Dataset records

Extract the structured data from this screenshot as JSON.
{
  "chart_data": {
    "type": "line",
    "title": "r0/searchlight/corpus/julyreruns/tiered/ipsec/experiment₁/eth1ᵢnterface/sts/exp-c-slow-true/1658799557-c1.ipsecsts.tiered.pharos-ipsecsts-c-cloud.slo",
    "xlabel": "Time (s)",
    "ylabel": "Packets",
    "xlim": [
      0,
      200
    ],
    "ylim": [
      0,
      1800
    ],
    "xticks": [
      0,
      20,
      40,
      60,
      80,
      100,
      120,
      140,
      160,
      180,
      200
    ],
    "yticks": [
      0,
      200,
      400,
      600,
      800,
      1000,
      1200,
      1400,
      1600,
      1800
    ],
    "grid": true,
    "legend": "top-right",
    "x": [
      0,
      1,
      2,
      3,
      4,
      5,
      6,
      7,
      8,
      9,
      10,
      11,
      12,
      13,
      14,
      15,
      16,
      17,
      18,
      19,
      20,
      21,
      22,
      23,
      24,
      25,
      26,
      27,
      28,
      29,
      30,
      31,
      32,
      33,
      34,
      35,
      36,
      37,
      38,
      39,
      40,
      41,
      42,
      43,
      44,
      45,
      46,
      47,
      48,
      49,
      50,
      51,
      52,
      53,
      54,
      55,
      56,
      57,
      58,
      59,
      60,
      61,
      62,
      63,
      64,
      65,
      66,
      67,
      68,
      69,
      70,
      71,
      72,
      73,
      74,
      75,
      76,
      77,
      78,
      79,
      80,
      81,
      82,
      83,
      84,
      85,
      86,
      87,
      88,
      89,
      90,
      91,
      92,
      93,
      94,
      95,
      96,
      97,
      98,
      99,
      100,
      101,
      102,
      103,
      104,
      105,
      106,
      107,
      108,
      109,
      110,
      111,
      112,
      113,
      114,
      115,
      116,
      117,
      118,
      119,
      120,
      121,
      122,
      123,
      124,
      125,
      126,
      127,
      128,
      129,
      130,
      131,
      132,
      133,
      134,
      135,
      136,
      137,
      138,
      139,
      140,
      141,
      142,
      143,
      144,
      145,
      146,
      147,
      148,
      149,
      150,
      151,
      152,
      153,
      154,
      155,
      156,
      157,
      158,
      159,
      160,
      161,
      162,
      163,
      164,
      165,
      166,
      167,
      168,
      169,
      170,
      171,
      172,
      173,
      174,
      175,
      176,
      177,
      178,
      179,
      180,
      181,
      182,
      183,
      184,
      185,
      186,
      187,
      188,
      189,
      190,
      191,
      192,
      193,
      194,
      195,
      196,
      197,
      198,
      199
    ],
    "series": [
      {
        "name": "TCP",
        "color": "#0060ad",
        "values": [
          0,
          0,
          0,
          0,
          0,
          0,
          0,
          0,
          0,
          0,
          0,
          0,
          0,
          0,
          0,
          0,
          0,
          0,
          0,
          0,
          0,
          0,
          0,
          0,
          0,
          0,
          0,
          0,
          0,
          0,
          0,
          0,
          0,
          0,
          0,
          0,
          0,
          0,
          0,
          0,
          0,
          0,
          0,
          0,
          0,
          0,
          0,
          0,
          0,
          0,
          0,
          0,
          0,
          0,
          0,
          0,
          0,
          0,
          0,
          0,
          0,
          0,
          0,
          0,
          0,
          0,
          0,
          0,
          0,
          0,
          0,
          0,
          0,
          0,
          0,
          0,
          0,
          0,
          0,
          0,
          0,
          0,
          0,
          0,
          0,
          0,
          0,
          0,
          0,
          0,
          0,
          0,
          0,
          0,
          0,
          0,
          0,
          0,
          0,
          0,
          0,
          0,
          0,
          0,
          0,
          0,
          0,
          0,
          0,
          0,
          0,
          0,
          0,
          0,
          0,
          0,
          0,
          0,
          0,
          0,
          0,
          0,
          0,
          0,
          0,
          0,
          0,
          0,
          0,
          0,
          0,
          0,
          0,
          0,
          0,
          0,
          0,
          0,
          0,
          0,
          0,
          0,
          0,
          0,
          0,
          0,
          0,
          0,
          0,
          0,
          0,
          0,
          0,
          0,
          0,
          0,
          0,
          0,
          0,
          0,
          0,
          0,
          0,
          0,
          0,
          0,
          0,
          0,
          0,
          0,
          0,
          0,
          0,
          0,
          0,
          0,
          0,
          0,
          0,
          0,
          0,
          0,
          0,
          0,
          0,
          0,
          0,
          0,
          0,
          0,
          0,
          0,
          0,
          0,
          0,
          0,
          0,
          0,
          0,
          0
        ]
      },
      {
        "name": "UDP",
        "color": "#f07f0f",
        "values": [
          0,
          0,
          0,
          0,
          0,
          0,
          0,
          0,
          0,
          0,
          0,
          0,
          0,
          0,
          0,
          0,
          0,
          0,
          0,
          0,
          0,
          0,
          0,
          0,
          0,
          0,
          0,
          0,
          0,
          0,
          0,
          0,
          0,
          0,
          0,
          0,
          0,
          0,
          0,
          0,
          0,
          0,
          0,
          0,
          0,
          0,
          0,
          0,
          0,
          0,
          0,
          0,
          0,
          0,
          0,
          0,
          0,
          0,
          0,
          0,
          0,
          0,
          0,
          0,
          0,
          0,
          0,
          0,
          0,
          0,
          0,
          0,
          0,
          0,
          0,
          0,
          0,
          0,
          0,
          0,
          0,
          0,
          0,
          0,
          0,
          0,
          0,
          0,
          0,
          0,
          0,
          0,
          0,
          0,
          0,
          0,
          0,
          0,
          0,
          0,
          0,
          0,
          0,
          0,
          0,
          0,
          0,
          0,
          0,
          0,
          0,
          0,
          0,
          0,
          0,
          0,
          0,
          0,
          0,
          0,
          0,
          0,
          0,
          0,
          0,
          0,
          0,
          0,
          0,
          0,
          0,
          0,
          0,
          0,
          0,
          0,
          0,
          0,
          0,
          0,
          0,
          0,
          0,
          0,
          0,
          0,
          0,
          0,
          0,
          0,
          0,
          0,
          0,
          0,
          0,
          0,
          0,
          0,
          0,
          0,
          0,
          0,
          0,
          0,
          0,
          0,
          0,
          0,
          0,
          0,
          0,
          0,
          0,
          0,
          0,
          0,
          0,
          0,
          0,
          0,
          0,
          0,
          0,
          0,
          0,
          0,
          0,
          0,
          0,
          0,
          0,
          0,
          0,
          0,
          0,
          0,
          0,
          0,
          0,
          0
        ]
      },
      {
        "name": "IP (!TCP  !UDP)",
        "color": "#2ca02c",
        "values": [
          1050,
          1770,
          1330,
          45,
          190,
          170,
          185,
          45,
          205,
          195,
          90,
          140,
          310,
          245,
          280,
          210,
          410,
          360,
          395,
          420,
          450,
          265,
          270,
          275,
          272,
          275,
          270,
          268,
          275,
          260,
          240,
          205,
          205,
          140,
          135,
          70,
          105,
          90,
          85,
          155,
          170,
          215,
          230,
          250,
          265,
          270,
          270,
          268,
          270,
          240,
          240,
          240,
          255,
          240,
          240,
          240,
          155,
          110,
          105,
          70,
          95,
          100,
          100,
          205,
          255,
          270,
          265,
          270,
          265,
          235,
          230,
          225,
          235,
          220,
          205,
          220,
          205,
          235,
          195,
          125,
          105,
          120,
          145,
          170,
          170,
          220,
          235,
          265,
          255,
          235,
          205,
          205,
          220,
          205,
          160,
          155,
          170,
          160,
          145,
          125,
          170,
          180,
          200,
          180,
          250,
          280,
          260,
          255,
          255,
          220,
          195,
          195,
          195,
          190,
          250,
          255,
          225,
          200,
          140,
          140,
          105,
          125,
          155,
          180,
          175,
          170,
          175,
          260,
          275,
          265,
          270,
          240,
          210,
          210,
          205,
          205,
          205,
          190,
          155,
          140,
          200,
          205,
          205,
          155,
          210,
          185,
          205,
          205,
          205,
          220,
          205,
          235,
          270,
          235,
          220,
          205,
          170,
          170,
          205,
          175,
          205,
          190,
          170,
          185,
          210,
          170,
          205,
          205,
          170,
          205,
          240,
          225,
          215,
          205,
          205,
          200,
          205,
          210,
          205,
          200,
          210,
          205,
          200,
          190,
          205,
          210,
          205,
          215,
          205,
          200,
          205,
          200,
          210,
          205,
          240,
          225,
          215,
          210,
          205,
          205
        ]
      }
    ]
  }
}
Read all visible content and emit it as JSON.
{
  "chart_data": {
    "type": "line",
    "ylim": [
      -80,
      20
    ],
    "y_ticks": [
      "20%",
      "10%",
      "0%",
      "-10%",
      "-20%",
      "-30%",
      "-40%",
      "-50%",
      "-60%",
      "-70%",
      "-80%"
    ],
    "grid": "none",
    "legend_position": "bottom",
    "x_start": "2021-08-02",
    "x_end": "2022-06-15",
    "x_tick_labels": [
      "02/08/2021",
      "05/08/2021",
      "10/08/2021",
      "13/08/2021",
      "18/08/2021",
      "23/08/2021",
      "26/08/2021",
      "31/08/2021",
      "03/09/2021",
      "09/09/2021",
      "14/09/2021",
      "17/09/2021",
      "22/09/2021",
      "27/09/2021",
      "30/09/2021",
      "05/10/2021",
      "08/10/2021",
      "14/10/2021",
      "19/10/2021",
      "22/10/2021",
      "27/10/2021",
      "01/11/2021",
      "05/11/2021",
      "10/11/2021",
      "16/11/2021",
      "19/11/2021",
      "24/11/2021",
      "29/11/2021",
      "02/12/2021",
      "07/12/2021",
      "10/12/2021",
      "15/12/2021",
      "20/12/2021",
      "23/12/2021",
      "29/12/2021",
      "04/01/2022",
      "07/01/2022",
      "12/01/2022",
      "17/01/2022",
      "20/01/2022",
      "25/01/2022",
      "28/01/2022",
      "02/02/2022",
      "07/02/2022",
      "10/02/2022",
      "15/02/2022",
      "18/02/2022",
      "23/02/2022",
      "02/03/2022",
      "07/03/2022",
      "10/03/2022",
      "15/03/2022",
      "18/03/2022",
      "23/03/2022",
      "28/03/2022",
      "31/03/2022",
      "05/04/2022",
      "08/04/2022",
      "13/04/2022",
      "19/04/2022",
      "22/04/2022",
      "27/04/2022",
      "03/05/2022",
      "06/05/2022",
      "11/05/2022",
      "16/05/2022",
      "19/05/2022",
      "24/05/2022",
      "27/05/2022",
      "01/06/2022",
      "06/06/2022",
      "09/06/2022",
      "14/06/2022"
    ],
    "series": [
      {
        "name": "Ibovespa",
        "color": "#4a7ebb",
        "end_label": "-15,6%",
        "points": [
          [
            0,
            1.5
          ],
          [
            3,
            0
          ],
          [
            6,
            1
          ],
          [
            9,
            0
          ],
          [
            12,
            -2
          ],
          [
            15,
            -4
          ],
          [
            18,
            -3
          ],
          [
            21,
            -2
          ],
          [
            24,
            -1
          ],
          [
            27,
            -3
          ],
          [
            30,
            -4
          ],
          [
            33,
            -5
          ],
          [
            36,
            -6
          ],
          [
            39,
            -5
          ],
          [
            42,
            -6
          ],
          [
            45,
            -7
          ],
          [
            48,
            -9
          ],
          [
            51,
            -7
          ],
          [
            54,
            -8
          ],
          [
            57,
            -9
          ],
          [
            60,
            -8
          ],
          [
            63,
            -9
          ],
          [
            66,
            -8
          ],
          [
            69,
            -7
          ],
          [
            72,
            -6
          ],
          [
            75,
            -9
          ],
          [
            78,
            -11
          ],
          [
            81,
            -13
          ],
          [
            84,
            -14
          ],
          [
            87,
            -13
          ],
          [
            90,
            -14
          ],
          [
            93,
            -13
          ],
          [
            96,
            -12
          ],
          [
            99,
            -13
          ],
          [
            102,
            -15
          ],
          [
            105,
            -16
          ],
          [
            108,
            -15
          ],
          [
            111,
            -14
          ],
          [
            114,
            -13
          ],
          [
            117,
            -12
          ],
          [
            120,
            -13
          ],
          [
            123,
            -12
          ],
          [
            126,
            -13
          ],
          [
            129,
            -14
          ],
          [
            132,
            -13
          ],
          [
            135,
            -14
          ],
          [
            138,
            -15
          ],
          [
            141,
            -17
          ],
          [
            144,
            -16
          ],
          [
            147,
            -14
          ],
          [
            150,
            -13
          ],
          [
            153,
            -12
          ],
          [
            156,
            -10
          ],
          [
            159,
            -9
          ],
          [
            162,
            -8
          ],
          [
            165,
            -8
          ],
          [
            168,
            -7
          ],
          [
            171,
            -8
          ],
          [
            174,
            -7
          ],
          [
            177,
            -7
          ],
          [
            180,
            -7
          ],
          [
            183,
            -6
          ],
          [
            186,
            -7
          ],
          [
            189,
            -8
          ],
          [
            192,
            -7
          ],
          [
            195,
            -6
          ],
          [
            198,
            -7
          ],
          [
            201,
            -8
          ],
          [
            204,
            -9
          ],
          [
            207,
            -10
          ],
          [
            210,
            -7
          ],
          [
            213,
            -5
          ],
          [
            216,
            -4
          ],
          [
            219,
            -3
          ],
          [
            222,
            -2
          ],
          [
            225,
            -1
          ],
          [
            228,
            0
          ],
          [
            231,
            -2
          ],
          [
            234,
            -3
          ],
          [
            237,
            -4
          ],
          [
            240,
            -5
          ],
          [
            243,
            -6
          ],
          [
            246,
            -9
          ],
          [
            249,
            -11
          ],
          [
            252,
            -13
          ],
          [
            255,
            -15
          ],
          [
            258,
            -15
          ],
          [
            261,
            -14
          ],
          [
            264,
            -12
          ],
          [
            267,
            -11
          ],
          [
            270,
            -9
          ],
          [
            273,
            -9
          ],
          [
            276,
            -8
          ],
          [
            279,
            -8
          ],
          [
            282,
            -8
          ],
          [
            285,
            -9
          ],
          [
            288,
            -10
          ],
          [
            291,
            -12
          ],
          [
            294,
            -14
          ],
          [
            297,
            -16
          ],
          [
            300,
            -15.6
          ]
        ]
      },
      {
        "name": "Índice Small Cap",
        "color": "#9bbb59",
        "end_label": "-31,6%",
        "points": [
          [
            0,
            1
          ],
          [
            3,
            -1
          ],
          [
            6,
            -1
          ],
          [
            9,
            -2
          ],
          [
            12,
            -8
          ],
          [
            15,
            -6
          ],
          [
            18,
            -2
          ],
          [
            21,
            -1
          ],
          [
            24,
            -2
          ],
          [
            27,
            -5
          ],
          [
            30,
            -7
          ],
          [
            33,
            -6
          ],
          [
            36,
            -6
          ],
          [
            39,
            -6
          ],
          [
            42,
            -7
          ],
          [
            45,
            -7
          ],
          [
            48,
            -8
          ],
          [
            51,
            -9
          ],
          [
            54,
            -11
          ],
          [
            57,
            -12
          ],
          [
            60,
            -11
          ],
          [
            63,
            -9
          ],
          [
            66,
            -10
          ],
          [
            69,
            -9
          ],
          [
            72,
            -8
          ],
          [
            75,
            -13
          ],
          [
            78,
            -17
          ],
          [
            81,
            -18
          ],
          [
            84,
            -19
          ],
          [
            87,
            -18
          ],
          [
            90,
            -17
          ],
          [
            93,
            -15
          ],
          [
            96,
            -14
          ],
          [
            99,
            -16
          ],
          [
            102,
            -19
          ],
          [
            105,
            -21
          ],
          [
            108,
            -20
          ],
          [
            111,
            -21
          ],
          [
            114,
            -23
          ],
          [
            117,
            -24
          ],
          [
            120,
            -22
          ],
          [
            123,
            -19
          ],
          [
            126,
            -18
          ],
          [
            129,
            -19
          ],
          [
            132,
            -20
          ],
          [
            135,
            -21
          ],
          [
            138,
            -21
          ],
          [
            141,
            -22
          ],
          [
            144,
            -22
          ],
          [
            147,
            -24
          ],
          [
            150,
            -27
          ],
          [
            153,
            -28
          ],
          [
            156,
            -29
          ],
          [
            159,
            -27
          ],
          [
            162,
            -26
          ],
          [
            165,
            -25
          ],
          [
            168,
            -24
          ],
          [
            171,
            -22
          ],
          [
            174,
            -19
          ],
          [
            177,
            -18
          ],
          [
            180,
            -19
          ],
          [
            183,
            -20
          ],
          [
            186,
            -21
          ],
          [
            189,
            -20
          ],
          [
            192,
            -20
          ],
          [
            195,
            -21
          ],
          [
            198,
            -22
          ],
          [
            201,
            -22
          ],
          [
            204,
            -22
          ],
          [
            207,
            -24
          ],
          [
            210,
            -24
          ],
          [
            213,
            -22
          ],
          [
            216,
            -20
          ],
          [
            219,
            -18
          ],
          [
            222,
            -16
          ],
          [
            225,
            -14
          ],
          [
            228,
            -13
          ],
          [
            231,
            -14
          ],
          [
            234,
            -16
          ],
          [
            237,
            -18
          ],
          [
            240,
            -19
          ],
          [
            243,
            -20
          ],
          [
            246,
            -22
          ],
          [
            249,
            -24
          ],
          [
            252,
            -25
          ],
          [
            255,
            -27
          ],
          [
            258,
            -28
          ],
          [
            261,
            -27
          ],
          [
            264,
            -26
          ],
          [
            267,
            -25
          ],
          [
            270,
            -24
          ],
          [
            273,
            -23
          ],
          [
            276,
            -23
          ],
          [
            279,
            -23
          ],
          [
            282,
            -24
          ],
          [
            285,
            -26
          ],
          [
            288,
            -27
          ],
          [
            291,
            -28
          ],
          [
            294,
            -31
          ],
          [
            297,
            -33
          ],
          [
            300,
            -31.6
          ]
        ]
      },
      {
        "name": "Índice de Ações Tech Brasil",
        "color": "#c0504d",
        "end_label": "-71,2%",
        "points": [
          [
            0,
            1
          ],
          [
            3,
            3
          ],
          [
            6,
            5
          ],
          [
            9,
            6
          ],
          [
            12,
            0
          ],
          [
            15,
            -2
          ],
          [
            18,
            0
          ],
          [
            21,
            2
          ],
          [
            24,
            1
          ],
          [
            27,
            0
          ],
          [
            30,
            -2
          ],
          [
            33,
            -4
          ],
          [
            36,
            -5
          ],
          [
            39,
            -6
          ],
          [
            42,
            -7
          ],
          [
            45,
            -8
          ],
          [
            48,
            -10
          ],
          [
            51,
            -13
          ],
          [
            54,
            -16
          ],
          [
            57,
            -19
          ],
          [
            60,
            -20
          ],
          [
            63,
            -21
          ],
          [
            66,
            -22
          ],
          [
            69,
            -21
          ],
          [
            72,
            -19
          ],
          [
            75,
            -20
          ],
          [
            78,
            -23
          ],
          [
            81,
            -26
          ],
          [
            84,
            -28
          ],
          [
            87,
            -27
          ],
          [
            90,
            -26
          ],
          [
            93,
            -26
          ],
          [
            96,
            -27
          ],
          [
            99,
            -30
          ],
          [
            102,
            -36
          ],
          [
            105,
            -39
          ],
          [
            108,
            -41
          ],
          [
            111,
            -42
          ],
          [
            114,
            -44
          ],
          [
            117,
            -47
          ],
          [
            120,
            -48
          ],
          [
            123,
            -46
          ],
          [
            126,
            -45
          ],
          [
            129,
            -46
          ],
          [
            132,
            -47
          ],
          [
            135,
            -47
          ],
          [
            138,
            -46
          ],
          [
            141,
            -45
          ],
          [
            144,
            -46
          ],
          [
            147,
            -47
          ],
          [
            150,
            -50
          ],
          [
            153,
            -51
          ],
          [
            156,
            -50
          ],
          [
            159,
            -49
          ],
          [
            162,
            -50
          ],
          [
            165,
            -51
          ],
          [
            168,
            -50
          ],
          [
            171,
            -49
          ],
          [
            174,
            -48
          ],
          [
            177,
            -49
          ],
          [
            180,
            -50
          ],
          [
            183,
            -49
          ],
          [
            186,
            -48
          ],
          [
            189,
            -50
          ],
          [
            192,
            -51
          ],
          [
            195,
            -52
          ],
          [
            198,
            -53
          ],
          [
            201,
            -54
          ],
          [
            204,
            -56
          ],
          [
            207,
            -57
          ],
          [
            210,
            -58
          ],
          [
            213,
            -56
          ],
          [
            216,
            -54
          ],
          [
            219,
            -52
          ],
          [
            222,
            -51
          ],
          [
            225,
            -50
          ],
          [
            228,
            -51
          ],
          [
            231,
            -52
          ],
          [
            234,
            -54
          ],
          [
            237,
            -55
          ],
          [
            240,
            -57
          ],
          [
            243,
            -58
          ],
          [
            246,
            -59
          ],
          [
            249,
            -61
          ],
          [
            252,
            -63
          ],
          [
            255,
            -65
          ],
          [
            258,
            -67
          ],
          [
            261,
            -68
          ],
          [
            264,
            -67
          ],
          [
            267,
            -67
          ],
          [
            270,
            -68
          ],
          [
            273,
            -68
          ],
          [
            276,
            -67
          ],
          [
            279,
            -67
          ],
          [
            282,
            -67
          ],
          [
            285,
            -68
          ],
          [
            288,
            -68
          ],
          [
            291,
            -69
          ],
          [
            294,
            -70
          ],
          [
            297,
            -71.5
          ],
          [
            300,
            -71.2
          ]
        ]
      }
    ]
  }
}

Task instructions
Search the data above for the word "Índice", then gather each line in which it appears.

Written reply
        "name": "Índice Small Cap",
        "name": "Índice de Ações Tech Brasil",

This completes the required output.